*Short task:* Spot each line that carries the word "have"; copy those lines.

+ + + + +

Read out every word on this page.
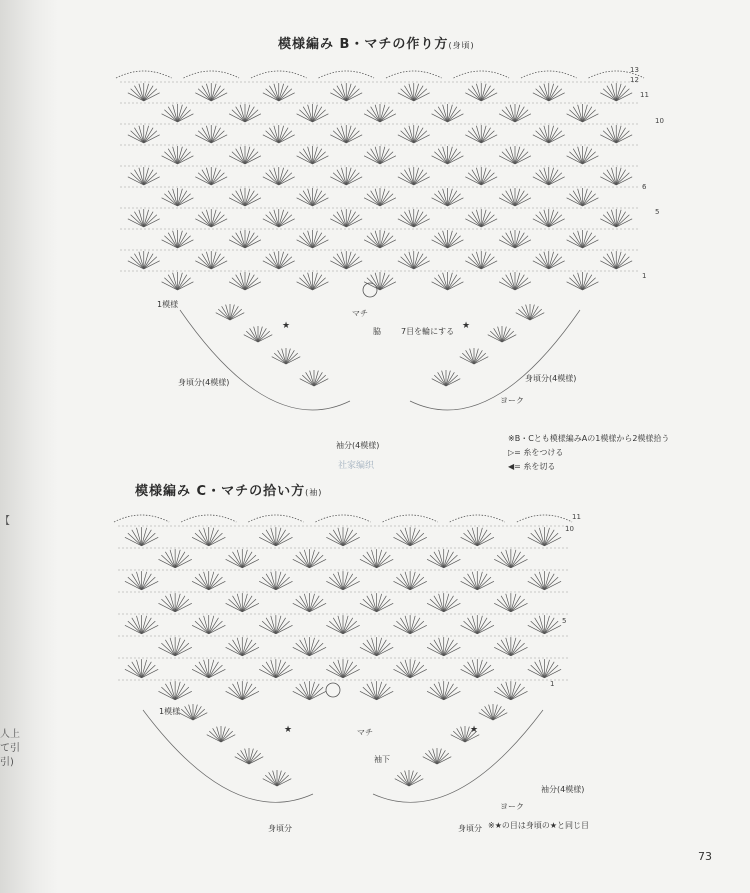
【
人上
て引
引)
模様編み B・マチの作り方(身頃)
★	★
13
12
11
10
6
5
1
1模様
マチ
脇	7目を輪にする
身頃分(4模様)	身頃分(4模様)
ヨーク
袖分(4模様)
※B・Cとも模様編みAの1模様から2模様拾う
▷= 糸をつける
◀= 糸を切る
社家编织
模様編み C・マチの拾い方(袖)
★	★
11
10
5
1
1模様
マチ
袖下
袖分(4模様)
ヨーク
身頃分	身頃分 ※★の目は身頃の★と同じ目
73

+ + + + +

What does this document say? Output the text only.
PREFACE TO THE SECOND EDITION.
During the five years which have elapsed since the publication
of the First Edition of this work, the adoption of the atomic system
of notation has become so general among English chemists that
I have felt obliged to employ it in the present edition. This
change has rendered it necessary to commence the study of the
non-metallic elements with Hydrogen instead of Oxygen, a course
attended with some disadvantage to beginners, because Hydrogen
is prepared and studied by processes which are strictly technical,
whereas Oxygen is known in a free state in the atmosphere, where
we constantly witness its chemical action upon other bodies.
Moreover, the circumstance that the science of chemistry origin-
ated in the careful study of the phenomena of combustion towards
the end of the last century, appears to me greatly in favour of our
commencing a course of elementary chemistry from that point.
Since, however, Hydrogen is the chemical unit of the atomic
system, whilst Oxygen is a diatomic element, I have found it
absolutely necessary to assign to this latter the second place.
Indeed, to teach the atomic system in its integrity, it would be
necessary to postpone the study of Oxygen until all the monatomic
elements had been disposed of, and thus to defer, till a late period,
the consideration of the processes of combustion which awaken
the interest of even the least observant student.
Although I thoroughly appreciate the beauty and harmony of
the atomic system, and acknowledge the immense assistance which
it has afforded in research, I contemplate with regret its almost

+ + + + +

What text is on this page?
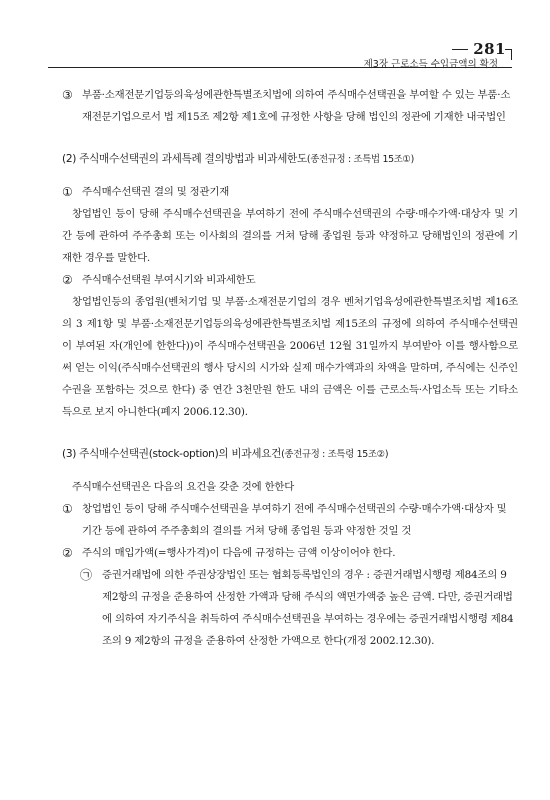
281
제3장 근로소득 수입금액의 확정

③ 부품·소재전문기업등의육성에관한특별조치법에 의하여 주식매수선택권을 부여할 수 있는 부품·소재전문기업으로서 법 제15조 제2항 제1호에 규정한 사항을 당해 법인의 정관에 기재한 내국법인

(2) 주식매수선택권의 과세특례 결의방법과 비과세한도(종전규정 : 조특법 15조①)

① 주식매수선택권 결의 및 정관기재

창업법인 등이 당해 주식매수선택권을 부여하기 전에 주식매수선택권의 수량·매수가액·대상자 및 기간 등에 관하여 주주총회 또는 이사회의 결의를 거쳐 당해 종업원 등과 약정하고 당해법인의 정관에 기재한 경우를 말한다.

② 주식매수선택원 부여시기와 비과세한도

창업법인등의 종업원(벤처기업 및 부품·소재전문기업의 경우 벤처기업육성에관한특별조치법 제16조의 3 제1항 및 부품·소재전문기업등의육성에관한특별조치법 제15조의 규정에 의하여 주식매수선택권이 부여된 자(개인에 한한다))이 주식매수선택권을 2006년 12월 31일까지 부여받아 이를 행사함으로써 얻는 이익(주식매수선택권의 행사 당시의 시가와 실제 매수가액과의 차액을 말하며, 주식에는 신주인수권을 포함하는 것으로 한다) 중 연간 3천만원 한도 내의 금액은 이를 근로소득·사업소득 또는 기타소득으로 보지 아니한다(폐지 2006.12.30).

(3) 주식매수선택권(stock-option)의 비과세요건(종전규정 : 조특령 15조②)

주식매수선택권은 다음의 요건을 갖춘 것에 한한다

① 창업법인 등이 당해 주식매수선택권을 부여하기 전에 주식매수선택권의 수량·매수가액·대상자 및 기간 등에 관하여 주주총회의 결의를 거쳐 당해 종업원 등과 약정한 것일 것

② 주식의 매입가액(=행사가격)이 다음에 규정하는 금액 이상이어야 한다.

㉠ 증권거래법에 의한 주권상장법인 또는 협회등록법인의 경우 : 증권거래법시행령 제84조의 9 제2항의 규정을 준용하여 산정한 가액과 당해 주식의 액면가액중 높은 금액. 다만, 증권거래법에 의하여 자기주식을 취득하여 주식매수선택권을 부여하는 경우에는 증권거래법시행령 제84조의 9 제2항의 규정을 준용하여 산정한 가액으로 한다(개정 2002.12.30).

+ + + + +

*Result:*
During the five years which have elapsed since the publication
I have felt obliged to employ it in the present edition. This
system, whilst Oxygen is a diatomic element, I have found it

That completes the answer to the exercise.